┌────────
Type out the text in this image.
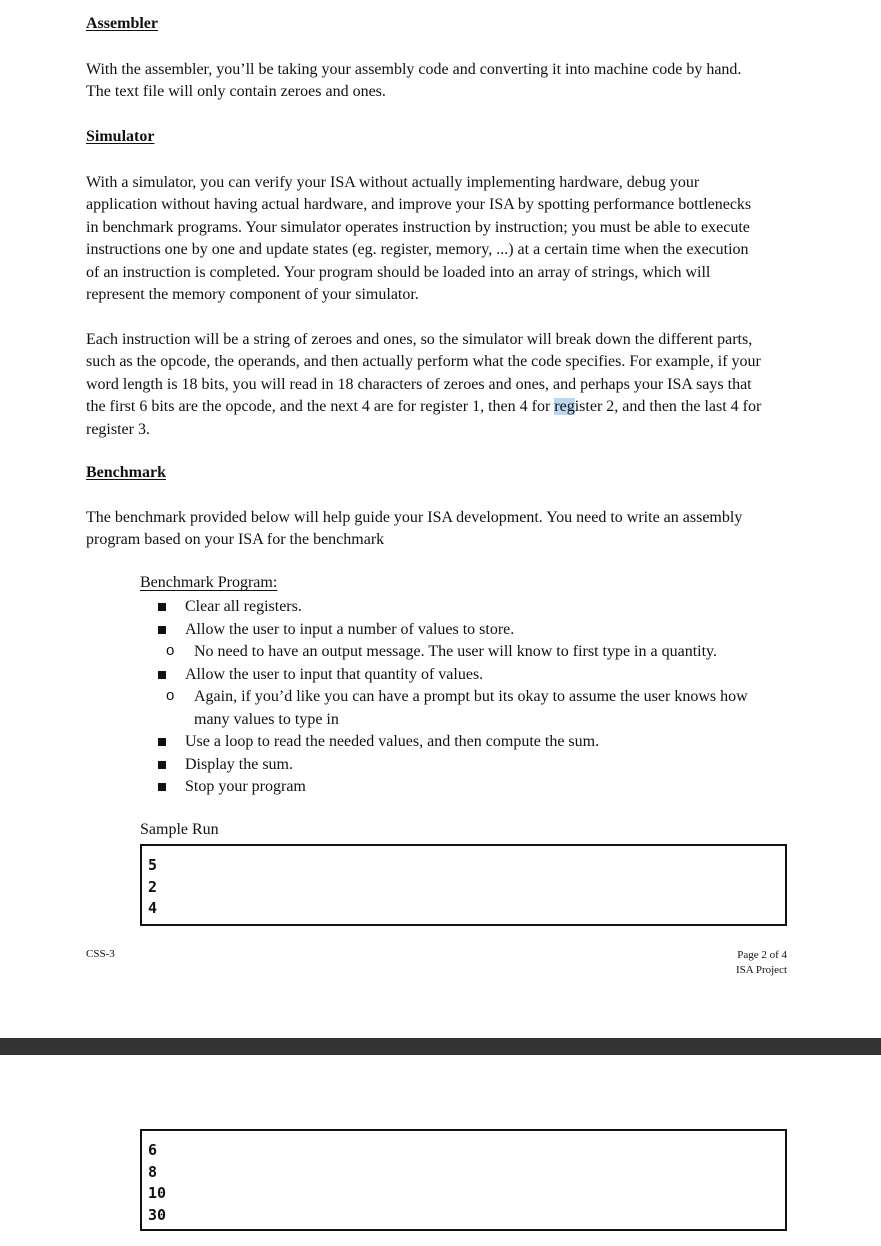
Assembler

With the assembler, you’ll be taking your assembly code and converting it into machine code by hand.
The text file will only contain zeroes and ones.

Simulator

With a simulator, you can verify your ISA without actually implementing hardware, debug your
application without having actual hardware, and improve your ISA by spotting performance bottlenecks
in benchmark programs. Your simulator operates instruction by instruction; you must be able to execute
instructions one by one and update states (eg. register, memory, ...) at a certain time when the execution
of an instruction is completed. Your program should be loaded into an array of strings, which will
represent the memory component of your simulator.

Each instruction will be a string of zeroes and ones, so the simulator will break down the different parts,
such as the opcode, the operands, and then actually perform what the code specifies. For example, if your
word length is 18 bits, you will read in 18 characters of zeroes and ones, and perhaps your ISA says that
the first 6 bits are the opcode, and the next 4 are for register 1, then 4 for register 2, and then the last 4 for
register 3.

Benchmark

The benchmark provided below will help guide your ISA development. You need to write an assembly
program based on your ISA for the benchmark

Benchmark Program:
Clear all registers.
Allow the user to input a number of values to store.
o No need to have an output message. The user will know to first type in a quantity.
Allow the user to input that quantity of values.
o Again, if you’d like you can have a prompt but its okay to assume the user knows how
many values to type in
Use a loop to read the needed values, and then compute the sum.
Display the sum.
Stop your program
Sample Run
5
2
4
CSS-3	Page 2 of 4
ISA Project
6
8
10
30
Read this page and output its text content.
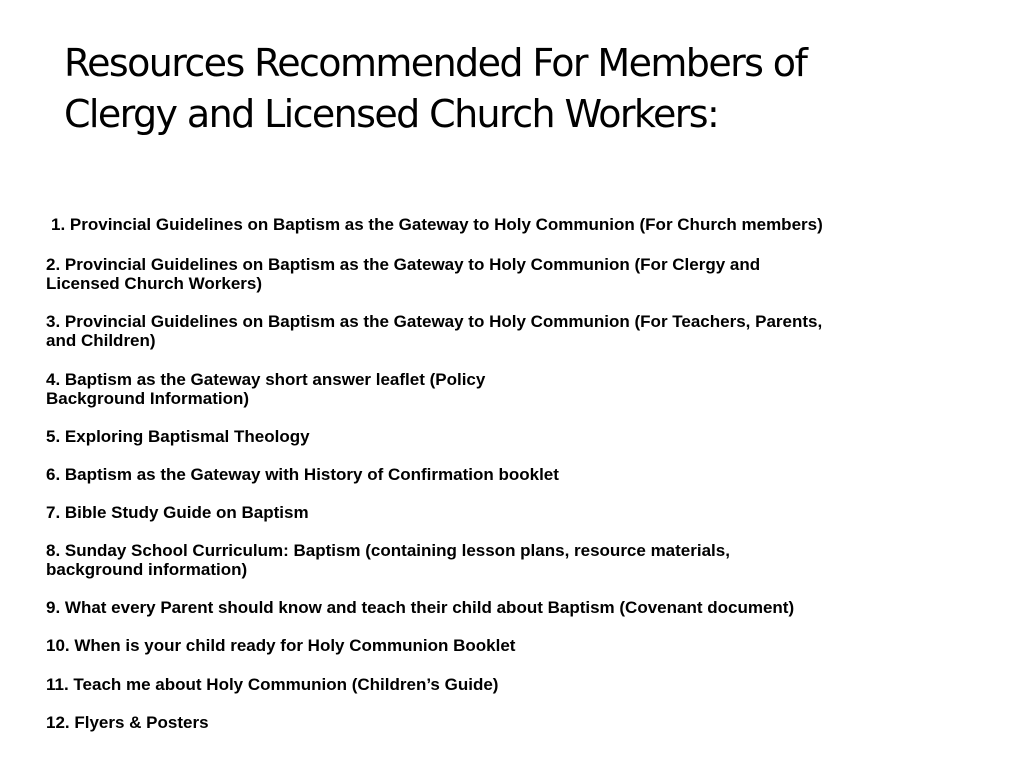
Resources Recommended For Members of
Clergy and Licensed Church Workers:

1. Provincial Guidelines on Baptism as the Gateway to Holy Communion (For Church members)

2. Provincial Guidelines on Baptism as the Gateway to Holy Communion (For Clergy and
Licensed Church Workers)

3. Provincial Guidelines on Baptism as the Gateway to Holy Communion (For Teachers, Parents,
and Children)

4. Baptism as the Gateway short answer leaflet (Policy
Background Information)

5. Exploring Baptismal Theology

6. Baptism as the Gateway with History of Confirmation booklet

7. Bible Study Guide on Baptism

8. Sunday School Curriculum: Baptism (containing lesson plans, resource materials,
background information)

9. What every Parent should know and teach their child about Baptism (Covenant document)

10. When is your child ready for Holy Communion Booklet

11. Teach me about Holy Communion (Children’s Guide)

12. Flyers & Posters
└────────
SHORT TASK – The required output is the number of lines containing the word "Communion", and nothing besides.

RESPONSE BELOW – 5